• _STATED PROBLEM_
Turn the lines of the records into a JSON list of strings, one string per line and no blank lines. Begin at the line that has "question-4-title: 4. Czy" and stop after the line that has "data-label-callout-zdecydowanie-nie: Zdecydowanie nie 4%".

• _EXERCISE DATA_
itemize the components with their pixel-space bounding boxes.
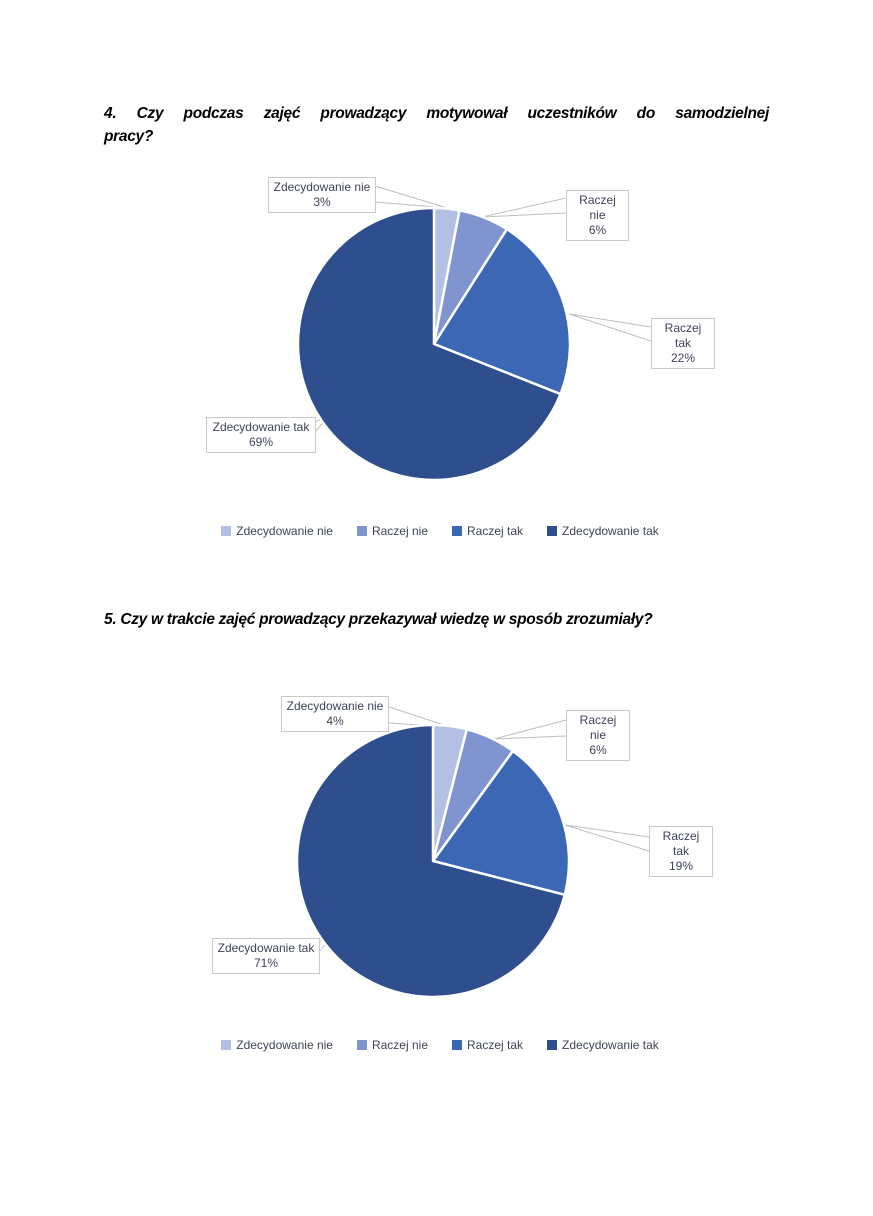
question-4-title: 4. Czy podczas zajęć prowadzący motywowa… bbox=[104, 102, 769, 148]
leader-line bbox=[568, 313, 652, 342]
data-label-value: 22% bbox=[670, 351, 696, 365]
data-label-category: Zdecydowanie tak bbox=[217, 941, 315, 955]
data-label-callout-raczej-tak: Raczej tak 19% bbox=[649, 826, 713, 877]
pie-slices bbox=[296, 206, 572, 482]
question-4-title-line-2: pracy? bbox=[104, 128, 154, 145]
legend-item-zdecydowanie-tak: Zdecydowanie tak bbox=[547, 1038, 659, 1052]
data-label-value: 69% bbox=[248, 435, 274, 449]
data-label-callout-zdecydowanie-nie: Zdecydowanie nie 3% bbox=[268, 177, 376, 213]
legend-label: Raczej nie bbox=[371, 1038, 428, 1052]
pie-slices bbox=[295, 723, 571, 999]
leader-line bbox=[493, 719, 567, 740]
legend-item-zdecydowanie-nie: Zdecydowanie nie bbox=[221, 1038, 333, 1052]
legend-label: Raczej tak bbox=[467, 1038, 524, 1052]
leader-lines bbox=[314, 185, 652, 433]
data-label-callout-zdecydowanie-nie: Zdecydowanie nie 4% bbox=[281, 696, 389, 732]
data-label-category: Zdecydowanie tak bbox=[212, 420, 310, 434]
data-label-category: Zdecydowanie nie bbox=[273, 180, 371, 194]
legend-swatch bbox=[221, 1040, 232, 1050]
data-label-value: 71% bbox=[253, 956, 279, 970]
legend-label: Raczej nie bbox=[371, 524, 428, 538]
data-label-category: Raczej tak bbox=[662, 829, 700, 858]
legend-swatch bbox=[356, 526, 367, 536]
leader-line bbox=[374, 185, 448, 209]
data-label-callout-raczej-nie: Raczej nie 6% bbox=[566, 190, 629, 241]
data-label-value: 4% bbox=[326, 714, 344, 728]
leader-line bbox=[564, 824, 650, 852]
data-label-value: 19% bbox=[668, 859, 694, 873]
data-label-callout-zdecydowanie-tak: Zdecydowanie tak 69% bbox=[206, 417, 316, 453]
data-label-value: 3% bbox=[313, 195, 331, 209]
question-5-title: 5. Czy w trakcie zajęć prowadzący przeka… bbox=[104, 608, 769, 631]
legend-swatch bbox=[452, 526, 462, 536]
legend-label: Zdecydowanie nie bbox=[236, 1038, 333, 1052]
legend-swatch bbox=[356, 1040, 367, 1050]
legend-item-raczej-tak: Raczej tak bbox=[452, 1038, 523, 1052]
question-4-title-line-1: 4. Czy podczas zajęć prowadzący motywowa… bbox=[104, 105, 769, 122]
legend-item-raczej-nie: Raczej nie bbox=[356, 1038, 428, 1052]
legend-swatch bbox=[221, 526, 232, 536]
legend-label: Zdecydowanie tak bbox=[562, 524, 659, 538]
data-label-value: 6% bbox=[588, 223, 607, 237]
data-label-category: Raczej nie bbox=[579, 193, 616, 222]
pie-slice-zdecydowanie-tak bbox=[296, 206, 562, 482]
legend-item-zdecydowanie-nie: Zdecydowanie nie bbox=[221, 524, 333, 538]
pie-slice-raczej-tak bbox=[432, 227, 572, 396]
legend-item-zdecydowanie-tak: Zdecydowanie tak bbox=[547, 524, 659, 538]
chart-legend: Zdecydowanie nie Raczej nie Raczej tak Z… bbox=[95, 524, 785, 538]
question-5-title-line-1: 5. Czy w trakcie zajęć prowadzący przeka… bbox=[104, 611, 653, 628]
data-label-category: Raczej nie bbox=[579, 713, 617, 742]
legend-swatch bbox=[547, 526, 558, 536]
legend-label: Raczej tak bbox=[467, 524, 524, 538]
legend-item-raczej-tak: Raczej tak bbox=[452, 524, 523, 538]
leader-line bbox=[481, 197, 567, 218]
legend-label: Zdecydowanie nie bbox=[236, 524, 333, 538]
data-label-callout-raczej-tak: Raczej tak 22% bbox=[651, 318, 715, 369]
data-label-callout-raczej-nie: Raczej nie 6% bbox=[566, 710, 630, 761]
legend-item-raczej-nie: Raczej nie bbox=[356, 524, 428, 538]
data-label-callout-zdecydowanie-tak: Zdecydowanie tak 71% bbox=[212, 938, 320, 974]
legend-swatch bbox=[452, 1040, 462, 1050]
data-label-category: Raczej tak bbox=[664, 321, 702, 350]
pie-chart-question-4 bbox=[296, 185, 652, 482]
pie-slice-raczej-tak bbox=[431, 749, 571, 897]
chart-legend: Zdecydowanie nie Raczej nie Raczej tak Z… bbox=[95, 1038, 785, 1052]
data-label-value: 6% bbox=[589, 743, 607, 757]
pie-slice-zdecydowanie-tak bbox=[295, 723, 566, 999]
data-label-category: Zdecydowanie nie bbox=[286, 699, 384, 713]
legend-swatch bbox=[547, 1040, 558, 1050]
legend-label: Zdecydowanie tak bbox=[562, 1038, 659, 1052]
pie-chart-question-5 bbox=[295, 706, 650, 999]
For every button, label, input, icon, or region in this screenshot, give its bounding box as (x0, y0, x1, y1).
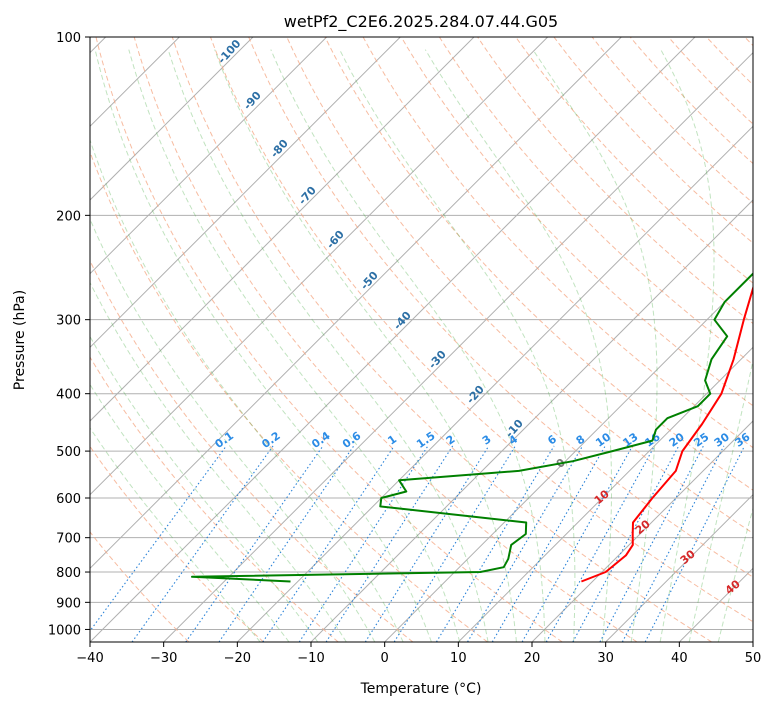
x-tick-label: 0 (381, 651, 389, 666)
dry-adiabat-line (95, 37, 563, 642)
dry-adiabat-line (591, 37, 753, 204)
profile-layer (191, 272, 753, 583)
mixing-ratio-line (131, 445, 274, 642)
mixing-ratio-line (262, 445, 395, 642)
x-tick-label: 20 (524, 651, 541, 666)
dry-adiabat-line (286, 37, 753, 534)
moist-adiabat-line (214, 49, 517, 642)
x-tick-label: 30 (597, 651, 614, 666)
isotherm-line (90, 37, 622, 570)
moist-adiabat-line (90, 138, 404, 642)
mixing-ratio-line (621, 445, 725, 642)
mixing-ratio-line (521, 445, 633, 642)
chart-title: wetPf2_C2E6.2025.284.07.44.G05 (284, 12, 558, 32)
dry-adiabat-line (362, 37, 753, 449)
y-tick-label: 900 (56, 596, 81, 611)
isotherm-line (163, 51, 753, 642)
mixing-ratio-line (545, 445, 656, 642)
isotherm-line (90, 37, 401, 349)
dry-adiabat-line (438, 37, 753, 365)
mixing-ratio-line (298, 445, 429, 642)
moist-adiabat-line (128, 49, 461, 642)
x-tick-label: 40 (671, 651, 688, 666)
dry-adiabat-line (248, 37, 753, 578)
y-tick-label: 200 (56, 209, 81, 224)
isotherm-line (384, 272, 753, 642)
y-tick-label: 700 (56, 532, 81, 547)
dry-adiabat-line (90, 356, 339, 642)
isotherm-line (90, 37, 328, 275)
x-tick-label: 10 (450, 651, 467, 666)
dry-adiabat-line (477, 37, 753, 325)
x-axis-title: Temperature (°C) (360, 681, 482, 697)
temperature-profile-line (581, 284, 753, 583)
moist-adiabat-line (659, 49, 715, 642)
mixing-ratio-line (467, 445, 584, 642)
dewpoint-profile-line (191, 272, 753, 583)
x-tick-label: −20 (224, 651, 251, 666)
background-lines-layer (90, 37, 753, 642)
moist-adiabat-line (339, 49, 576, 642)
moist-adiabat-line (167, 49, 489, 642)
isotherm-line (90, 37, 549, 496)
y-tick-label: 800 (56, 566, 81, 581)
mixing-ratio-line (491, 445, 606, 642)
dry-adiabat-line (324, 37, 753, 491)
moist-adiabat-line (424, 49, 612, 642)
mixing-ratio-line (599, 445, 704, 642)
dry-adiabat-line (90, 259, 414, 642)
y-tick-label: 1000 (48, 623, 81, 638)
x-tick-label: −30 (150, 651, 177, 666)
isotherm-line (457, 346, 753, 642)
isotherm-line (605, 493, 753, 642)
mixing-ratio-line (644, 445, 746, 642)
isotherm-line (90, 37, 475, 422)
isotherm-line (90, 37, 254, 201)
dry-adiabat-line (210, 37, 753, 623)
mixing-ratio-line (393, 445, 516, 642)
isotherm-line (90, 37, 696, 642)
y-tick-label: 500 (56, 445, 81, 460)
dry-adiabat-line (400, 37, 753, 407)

• _PROBLEM SOLUTION_
[
  "question-4-title: 4. Czy podczas zajęć prowadzący motywowa… bbox=[104, 102, 769, 148]",
  "leader-line bbox=[568, 313, 652, 342]",
  "data-label-value: 22% bbox=[670, 351, 696, 365]",
  "data-label-category: Zdecydowanie tak bbox=[217, 941, 315, 955]",
  "data-label-callout-raczej-tak: Raczej tak 19% bbox=[649, 826, 713, 877]",
  "pie-slices bbox=[296, 206, 572, 482]",
  "question-4-title-line-2: pracy? bbox=[104, 128, 154, 145]",
  "legend-item-zdecydowanie-tak: Zdecydowanie tak bbox=[547, 1038, 659, 1052]",
  "data-label-value: 69% bbox=[248, 435, 274, 449]",
  "data-label-callout-zdecydowanie-nie: Zdecydowanie nie 3% bbox=[268, 177, 376, 213]",
  "legend-label: Raczej nie bbox=[371, 1038, 428, 1052]",
  "pie-slices bbox=[295, 723, 571, 999]",
  "leader-line bbox=[493, 719, 567, 740]",
  "legend-item-zdecydowanie-nie: Zdecydowanie nie bbox=[221, 1038, 333, 1052]",
  "legend-label: Raczej tak bbox=[467, 1038, 524, 1052]",
  "leader-lines bbox=[314, 185, 652, 433]",
  "data-label-callout-zdecydowanie-nie: Zdecydowanie nie 4% bbox=[281, 696, 389, 732]"
]